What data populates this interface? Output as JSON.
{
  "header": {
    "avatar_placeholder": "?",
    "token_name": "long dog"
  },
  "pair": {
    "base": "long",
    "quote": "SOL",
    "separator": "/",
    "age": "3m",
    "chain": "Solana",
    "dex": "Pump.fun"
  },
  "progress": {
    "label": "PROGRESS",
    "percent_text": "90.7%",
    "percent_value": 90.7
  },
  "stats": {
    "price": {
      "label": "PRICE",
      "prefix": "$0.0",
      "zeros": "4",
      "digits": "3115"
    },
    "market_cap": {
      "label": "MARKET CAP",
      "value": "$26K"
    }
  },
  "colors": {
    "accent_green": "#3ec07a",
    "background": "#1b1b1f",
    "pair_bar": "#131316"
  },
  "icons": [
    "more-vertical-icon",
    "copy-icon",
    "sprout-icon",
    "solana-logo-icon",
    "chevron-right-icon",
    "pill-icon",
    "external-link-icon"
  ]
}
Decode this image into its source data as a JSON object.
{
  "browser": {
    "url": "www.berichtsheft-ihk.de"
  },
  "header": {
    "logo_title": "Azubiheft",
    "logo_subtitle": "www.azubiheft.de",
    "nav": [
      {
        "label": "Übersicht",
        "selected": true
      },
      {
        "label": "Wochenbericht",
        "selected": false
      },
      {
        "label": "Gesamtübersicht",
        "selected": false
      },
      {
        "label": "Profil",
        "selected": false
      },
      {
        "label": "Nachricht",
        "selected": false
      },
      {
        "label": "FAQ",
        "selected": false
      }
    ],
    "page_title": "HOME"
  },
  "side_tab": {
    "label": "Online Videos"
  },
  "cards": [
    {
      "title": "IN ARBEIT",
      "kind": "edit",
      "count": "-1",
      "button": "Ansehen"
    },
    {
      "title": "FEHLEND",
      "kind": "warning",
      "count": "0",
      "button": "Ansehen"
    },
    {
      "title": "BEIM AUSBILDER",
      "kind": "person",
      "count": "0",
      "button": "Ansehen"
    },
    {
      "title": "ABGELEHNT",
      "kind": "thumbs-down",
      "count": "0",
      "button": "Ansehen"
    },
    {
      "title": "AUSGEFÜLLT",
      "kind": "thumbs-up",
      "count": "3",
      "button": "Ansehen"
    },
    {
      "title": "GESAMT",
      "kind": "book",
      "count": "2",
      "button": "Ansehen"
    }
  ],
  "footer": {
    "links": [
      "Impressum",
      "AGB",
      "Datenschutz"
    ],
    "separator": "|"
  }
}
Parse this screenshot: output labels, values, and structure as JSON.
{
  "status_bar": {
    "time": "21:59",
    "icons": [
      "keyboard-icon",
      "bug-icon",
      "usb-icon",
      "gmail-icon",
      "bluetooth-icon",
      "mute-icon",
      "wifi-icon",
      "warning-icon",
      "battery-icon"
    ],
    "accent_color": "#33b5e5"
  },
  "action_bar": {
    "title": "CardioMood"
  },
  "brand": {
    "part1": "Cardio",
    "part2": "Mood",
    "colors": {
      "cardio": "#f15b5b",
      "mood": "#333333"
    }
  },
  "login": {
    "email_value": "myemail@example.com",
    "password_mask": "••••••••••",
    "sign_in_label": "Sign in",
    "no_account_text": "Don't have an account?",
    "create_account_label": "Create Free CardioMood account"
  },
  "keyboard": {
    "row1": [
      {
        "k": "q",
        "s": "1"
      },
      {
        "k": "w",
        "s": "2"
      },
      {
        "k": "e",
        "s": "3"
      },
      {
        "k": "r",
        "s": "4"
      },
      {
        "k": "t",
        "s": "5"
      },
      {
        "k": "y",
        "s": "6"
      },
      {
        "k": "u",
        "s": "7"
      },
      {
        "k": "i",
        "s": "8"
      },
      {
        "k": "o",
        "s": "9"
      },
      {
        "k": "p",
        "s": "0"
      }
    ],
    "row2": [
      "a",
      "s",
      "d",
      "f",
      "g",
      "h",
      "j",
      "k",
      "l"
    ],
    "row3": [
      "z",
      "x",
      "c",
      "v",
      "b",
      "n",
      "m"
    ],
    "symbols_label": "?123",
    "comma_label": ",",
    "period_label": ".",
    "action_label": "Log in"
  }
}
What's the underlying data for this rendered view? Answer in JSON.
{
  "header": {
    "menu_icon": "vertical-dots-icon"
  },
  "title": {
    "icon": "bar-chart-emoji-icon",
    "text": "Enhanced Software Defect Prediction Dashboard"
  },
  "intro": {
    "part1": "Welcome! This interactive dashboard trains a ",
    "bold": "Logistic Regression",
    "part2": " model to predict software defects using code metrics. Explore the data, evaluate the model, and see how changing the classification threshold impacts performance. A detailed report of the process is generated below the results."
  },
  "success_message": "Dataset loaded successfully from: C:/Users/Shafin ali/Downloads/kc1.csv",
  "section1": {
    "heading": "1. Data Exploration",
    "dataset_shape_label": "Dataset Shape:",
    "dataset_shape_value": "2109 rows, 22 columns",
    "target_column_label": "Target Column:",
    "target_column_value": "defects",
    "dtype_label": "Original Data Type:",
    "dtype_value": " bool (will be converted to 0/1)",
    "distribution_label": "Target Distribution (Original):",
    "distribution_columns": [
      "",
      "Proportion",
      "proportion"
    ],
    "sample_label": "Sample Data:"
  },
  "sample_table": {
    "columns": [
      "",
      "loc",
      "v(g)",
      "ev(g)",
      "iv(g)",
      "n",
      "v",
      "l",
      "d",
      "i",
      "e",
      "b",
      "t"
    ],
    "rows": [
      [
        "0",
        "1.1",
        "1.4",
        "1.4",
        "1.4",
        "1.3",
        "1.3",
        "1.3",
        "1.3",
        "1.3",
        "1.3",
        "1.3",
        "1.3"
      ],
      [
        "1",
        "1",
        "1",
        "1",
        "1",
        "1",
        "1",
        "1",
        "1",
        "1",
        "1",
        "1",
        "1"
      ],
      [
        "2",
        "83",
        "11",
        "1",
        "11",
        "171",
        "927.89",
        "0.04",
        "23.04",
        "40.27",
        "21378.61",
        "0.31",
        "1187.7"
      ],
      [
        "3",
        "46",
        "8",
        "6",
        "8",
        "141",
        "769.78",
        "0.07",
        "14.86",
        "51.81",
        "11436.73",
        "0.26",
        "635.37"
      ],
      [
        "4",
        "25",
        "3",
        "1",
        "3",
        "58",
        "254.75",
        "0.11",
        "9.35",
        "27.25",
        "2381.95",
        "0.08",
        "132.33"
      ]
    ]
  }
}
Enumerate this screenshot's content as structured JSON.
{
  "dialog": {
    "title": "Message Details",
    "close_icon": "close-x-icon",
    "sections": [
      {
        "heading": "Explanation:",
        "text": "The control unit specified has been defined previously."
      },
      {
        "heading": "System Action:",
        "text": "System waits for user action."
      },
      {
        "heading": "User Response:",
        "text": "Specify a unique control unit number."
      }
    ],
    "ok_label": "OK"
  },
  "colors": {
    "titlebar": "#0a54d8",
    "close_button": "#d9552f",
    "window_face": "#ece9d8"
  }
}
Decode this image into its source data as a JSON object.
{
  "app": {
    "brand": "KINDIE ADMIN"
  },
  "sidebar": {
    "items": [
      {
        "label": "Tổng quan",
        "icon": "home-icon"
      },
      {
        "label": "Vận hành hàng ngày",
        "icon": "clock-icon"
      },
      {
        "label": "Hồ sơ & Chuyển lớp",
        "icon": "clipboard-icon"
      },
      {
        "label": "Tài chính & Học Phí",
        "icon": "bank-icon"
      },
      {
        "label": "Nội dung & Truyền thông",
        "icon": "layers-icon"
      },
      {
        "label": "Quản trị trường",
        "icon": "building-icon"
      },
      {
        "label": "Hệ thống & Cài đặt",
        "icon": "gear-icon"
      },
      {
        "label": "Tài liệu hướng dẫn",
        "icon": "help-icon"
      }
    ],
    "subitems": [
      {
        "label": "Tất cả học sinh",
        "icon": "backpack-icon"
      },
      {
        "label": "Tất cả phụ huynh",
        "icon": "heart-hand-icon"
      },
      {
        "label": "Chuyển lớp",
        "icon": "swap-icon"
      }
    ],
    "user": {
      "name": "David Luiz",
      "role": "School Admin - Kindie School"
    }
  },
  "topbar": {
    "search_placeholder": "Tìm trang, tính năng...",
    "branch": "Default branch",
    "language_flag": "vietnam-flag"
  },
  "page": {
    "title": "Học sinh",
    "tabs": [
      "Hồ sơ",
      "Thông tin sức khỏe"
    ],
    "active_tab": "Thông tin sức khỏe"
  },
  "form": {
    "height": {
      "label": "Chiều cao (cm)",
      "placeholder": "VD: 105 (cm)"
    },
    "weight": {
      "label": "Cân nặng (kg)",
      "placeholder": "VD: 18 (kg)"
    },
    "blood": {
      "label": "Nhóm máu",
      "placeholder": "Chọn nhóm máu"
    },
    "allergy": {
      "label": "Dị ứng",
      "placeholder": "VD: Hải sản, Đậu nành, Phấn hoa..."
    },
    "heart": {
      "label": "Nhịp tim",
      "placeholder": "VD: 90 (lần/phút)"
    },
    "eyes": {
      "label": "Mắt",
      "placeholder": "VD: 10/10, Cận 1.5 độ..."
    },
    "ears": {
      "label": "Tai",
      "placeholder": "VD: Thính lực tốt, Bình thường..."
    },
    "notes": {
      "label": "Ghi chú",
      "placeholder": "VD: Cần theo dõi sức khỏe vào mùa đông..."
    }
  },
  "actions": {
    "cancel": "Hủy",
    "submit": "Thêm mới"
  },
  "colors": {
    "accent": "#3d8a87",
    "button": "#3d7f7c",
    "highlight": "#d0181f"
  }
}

________________________________________

_Short task_.
Tally the lines in the listing that hold "defects" and report the number alone.

_Task response_.
2